Pick out and copy every line below that has the word "Change".
[Begin PROVIDED RECORDS]
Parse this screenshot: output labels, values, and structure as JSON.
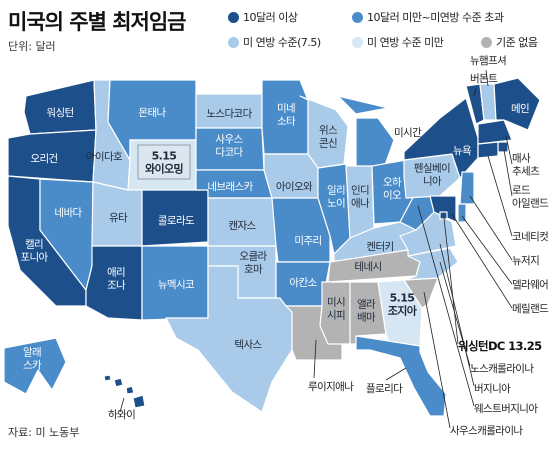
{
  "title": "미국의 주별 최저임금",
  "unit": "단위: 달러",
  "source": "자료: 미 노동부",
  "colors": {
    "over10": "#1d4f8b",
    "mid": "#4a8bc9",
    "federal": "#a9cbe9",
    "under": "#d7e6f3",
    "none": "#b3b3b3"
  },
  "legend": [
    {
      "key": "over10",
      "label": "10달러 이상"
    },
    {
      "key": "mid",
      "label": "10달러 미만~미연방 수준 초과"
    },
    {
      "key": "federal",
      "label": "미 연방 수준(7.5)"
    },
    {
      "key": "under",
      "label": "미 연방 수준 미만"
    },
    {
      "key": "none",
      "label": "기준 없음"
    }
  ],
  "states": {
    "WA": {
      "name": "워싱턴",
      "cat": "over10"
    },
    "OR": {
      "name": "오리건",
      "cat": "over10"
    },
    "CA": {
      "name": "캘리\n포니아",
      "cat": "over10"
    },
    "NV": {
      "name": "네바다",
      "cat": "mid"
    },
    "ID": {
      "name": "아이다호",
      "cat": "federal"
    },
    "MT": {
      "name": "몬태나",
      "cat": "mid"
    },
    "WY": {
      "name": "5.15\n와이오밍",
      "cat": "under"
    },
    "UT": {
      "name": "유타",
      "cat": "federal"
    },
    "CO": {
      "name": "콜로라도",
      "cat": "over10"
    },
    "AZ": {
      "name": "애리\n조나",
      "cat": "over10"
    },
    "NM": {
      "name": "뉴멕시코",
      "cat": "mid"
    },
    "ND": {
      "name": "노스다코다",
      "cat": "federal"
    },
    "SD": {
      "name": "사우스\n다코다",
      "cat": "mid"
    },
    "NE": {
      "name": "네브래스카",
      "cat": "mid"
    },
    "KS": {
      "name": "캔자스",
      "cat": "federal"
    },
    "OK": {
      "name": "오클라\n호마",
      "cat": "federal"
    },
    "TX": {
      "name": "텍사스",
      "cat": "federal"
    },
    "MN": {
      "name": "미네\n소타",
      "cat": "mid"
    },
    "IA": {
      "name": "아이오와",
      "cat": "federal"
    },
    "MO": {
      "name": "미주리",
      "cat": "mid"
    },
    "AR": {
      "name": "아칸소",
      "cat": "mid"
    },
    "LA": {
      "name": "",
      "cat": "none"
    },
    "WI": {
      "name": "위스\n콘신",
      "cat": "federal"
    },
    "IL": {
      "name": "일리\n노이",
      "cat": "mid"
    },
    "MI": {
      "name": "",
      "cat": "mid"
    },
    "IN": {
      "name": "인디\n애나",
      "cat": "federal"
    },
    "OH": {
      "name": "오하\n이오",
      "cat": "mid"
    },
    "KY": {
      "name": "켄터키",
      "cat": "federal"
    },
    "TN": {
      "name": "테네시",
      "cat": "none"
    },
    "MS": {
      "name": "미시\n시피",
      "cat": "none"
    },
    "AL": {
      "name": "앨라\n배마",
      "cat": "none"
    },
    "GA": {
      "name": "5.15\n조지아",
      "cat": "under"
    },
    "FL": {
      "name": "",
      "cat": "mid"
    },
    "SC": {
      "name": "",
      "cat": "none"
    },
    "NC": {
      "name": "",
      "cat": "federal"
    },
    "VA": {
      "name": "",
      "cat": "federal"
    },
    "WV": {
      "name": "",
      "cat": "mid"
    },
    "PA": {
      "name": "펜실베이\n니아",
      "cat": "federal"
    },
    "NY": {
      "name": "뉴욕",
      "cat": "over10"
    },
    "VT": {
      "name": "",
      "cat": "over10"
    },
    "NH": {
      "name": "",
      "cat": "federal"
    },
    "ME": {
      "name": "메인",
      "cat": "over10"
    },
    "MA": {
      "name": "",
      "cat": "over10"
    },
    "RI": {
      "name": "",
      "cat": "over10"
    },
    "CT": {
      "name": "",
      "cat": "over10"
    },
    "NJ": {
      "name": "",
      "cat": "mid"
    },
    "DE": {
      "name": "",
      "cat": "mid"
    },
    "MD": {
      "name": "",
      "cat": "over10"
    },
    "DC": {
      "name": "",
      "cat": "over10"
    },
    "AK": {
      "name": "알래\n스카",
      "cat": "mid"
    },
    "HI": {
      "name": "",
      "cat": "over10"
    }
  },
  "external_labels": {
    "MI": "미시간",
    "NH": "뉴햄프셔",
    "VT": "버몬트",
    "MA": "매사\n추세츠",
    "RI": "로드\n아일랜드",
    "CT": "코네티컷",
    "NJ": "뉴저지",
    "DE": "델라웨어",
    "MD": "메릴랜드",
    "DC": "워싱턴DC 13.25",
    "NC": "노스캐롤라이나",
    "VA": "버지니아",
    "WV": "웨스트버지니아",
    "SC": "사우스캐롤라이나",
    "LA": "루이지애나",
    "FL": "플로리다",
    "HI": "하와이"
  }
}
[End PROVIDED RECORDS]
[Begin PROVIDED RECORDS]
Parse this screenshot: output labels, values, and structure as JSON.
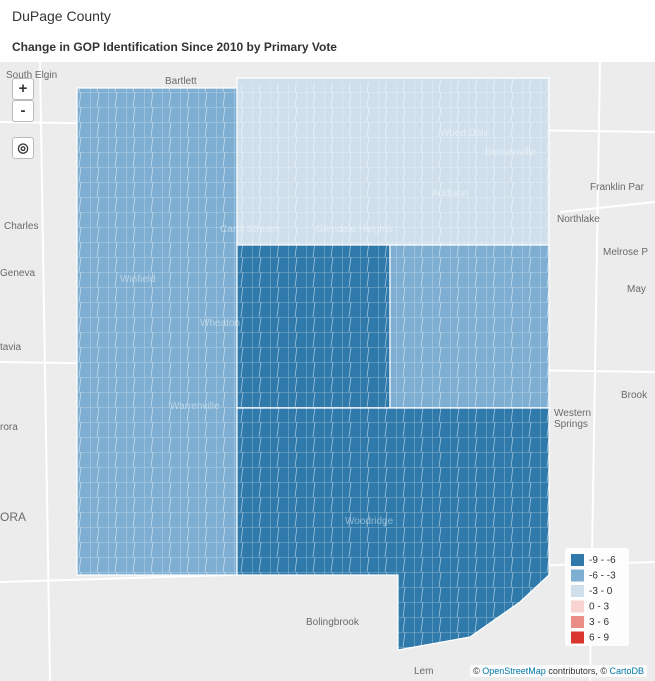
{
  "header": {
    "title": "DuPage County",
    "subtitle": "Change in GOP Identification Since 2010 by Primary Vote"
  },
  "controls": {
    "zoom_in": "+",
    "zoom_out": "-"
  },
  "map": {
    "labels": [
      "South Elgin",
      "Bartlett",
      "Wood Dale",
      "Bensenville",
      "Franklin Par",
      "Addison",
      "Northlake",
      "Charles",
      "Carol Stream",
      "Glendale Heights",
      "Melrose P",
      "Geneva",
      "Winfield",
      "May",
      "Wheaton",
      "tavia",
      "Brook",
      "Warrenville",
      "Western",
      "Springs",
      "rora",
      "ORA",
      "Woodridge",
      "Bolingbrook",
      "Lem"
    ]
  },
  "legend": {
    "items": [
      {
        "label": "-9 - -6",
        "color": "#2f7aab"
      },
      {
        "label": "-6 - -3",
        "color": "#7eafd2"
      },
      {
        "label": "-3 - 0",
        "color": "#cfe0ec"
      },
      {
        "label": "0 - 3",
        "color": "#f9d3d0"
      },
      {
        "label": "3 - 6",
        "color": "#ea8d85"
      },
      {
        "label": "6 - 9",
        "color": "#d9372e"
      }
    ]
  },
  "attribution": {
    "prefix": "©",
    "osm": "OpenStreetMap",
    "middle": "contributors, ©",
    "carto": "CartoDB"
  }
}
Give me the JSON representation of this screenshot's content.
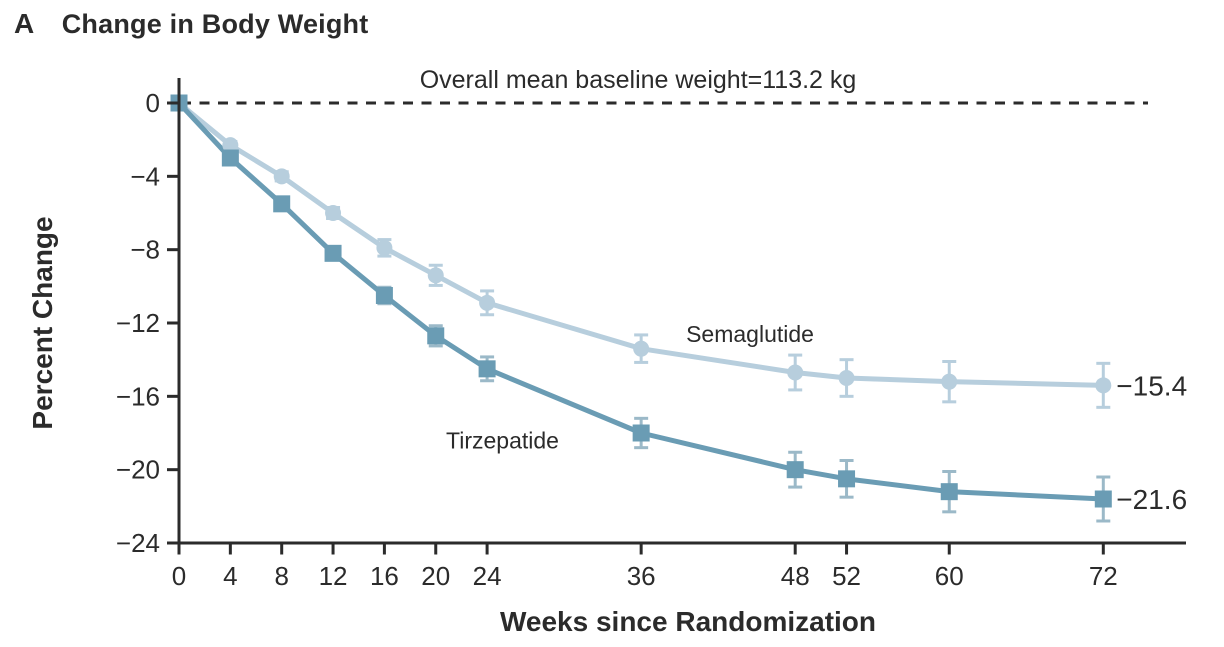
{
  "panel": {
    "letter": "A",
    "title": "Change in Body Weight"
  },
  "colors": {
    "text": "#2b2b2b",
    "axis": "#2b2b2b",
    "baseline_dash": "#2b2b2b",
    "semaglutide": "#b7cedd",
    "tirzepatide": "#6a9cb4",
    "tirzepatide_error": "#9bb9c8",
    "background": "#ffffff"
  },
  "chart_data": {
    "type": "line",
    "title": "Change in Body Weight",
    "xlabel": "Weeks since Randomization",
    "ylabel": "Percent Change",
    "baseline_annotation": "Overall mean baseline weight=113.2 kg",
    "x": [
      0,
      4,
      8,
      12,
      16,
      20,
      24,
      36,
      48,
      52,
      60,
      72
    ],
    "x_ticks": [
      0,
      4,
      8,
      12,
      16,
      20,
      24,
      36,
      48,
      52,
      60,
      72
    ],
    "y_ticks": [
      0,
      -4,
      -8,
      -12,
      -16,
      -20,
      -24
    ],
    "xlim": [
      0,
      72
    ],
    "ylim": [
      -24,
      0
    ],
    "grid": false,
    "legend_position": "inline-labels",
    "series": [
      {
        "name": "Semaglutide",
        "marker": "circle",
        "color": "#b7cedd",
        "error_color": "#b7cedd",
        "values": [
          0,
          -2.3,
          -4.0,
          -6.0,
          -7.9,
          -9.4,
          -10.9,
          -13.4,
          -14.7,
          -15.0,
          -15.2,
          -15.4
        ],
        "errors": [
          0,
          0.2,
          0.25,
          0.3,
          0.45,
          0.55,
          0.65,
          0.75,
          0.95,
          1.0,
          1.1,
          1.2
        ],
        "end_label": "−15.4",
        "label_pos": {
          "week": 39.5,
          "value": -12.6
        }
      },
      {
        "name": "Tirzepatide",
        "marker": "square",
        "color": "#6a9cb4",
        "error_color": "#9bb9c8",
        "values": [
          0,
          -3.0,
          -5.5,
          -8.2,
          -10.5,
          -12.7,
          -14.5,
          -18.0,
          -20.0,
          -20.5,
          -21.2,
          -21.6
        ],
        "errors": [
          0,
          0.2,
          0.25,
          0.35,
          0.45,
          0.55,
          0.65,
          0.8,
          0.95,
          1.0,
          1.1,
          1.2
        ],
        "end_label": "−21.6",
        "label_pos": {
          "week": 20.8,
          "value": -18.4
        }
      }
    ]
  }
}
[End PROVIDED RECORDS]
_RESPONSE TO THIS EXERCISE_:
    "subtitle": "Change in GOP Identification Since 2010 by Primary Vote"
    "title": "Change in Body Weight"
    "title": "Change in Body Weight",
    "ylabel": "Percent Change",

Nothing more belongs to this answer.